## [Written request]
Can you write out the whole listing exactly?

===== Record excerpts

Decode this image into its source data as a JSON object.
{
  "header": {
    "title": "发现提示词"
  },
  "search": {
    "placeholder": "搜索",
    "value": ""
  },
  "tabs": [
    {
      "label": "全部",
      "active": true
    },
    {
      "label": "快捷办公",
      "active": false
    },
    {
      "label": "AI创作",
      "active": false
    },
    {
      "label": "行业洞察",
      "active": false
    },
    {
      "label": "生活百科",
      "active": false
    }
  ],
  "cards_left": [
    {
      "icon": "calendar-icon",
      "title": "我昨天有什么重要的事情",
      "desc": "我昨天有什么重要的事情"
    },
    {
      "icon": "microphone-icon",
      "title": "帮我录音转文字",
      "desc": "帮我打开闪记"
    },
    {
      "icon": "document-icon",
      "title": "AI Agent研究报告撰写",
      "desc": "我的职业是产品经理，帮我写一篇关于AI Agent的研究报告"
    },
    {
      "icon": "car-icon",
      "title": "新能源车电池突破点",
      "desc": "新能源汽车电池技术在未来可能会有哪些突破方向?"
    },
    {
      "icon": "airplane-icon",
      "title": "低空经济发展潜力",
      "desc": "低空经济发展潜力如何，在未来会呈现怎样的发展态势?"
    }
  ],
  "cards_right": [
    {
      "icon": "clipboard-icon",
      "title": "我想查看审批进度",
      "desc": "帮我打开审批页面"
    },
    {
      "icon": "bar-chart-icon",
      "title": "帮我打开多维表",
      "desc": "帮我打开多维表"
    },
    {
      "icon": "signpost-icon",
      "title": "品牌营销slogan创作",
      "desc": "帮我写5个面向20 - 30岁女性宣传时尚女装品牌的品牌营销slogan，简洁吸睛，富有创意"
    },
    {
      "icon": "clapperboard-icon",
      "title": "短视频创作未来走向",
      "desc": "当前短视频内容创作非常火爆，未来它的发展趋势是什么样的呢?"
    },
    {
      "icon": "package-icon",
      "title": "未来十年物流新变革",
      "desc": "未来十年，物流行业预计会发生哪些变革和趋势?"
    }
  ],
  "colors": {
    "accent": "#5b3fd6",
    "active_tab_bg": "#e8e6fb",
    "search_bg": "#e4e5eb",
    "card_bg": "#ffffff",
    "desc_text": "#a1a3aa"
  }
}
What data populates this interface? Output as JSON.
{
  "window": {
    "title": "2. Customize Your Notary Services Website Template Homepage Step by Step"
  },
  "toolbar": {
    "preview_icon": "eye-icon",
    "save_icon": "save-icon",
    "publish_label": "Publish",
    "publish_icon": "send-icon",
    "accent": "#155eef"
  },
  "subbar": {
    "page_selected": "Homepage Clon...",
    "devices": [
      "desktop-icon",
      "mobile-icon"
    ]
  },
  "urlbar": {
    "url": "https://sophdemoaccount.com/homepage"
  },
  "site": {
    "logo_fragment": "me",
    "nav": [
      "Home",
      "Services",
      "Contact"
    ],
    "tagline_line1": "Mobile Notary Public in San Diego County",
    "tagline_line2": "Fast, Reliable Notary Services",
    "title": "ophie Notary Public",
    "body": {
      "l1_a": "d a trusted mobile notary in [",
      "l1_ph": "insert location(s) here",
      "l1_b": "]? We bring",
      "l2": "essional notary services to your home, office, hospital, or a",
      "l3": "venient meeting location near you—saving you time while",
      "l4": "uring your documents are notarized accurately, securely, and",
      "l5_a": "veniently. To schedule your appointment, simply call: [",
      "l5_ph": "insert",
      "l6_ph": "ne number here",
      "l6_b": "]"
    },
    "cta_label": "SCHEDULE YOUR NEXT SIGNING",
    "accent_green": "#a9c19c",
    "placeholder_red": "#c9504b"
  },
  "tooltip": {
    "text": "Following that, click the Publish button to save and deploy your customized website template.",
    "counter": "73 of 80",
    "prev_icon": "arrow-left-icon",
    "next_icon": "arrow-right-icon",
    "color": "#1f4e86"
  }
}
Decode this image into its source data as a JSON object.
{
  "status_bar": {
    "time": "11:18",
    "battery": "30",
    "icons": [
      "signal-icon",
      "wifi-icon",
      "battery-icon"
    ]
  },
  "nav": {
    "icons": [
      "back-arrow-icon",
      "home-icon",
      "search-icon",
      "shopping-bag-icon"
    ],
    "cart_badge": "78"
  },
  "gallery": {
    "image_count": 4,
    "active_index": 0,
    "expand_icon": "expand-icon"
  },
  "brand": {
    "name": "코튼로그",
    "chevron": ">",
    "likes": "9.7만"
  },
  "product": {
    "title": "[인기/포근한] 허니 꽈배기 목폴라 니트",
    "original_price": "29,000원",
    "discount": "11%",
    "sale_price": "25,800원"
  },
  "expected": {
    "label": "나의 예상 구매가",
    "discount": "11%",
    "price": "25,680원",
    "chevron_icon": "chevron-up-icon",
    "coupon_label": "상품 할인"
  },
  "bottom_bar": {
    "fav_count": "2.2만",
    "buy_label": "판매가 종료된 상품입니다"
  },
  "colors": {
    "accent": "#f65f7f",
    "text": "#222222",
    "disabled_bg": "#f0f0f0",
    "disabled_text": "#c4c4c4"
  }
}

==========

## [Task result]
Decode this image into its source data as a JSON object.
{
  "header": {
    "title": "发现提示词"
  },
  "search": {
    "placeholder": "搜索",
    "value": ""
  },
  "tabs": [
    {
      "label": "全部",
      "active": true
    },
    {
      "label": "快捷办公",
      "active": false
    },
    {
      "label": "AI创作",
      "active": false
    },
    {
      "label": "行业洞察",
      "active": false
    },
    {
      "label": "生活百科",
      "active": false
    }
  ],
  "cards_left": [
    {
      "icon": "calendar-icon",
      "title": "我昨天有什么重要的事情",
      "desc": "我昨天有什么重要的事情"
    },
    {
      "icon": "microphone-icon",
      "title": "帮我录音转文字",
      "desc": "帮我打开闪记"
    },
    {
      "icon": "document-icon",
      "title": "AI Agent研究报告撰写",
      "desc": "我的职业是产品经理，帮我写一篇关于AI Agent的研究报告"
    },
    {
      "icon": "car-icon",
      "title": "新能源车电池突破点",
      "desc": "新能源汽车电池技术在未来可能会有哪些突破方向?"
    },
    {
      "icon": "airplane-icon",
      "title": "低空经济发展潜力",
      "desc": "低空经济发展潜力如何，在未来会呈现怎样的发展态势?"
    }
  ],
  "cards_right": [
    {
      "icon": "clipboard-icon",
      "title": "我想查看审批进度",
      "desc": "帮我打开审批页面"
    },
    {
      "icon": "bar-chart-icon",
      "title": "帮我打开多维表",
      "desc": "帮我打开多维表"
    },
    {
      "icon": "signpost-icon",
      "title": "品牌营销slogan创作",
      "desc": "帮我写5个面向20 - 30岁女性宣传时尚女装品牌的品牌营销slogan，简洁吸睛，富有创意"
    },
    {
      "icon": "clapperboard-icon",
      "title": "短视频创作未来走向",
      "desc": "当前短视频内容创作非常火爆，未来它的发展趋势是什么样的呢?"
    },
    {
      "icon": "package-icon",
      "title": "未来十年物流新变革",
      "desc": "未来十年，物流行业预计会发生哪些变革和趋势?"
    }
  ],
  "colors": {
    "accent": "#5b3fd6",
    "active_tab_bg": "#e8e6fb",
    "search_bg": "#e4e5eb",
    "card_bg": "#ffffff",
    "desc_text": "#a1a3aa"
  }
}
What data populates this interface? Output as JSON.
{
  "window": {
    "title": "2. Customize Your Notary Services Website Template Homepage Step by Step"
  },
  "toolbar": {
    "preview_icon": "eye-icon",
    "save_icon": "save-icon",
    "publish_label": "Publish",
    "publish_icon": "send-icon",
    "accent": "#155eef"
  },
  "subbar": {
    "page_selected": "Homepage Clon...",
    "devices": [
      "desktop-icon",
      "mobile-icon"
    ]
  },
  "urlbar": {
    "url": "https://sophdemoaccount.com/homepage"
  },
  "site": {
    "logo_fragment": "me",
    "nav": [
      "Home",
      "Services",
      "Contact"
    ],
    "tagline_line1": "Mobile Notary Public in San Diego County",
    "tagline_line2": "Fast, Reliable Notary Services",
    "title": "ophie Notary Public",
    "body": {
      "l1_a": "d a trusted mobile notary in [",
      "l1_ph": "insert location(s) here",
      "l1_b": "]? We bring",
      "l2": "essional notary services to your home, office, hospital, or a",
      "l3": "venient meeting location near you—saving you time while",
      "l4": "uring your documents are notarized accurately, securely, and",
      "l5_a": "veniently. To schedule your appointment, simply call: [",
      "l5_ph": "insert",
      "l6_ph": "ne number here",
      "l6_b": "]"
    },
    "cta_label": "SCHEDULE YOUR NEXT SIGNING",
    "accent_green": "#a9c19c",
    "placeholder_red": "#c9504b"
  },
  "tooltip": {
    "text": "Following that, click the Publish button to save and deploy your customized website template.",
    "counter": "73 of 80",
    "prev_icon": "arrow-left-icon",
    "next_icon": "arrow-right-icon",
    "color": "#1f4e86"
  }
}
Decode this image into its source data as a JSON object.
{
  "status_bar": {
    "time": "11:18",
    "battery": "30",
    "icons": [
      "signal-icon",
      "wifi-icon",
      "battery-icon"
    ]
  },
  "nav": {
    "icons": [
      "back-arrow-icon",
      "home-icon",
      "search-icon",
      "shopping-bag-icon"
    ],
    "cart_badge": "78"
  },
  "gallery": {
    "image_count": 4,
    "active_index": 0,
    "expand_icon": "expand-icon"
  },
  "brand": {
    "name": "코튼로그",
    "chevron": ">",
    "likes": "9.7만"
  },
  "product": {
    "title": "[인기/포근한] 허니 꽈배기 목폴라 니트",
    "original_price": "29,000원",
    "discount": "11%",
    "sale_price": "25,800원"
  },
  "expected": {
    "label": "나의 예상 구매가",
    "discount": "11%",
    "price": "25,680원",
    "chevron_icon": "chevron-up-icon",
    "coupon_label": "상품 할인"
  },
  "bottom_bar": {
    "fav_count": "2.2만",
    "buy_label": "판매가 종료된 상품입니다"
  },
  "colors": {
    "accent": "#f65f7f",
    "text": "#222222",
    "disabled_bg": "#f0f0f0",
    "disabled_text": "#c4c4c4"
  }
}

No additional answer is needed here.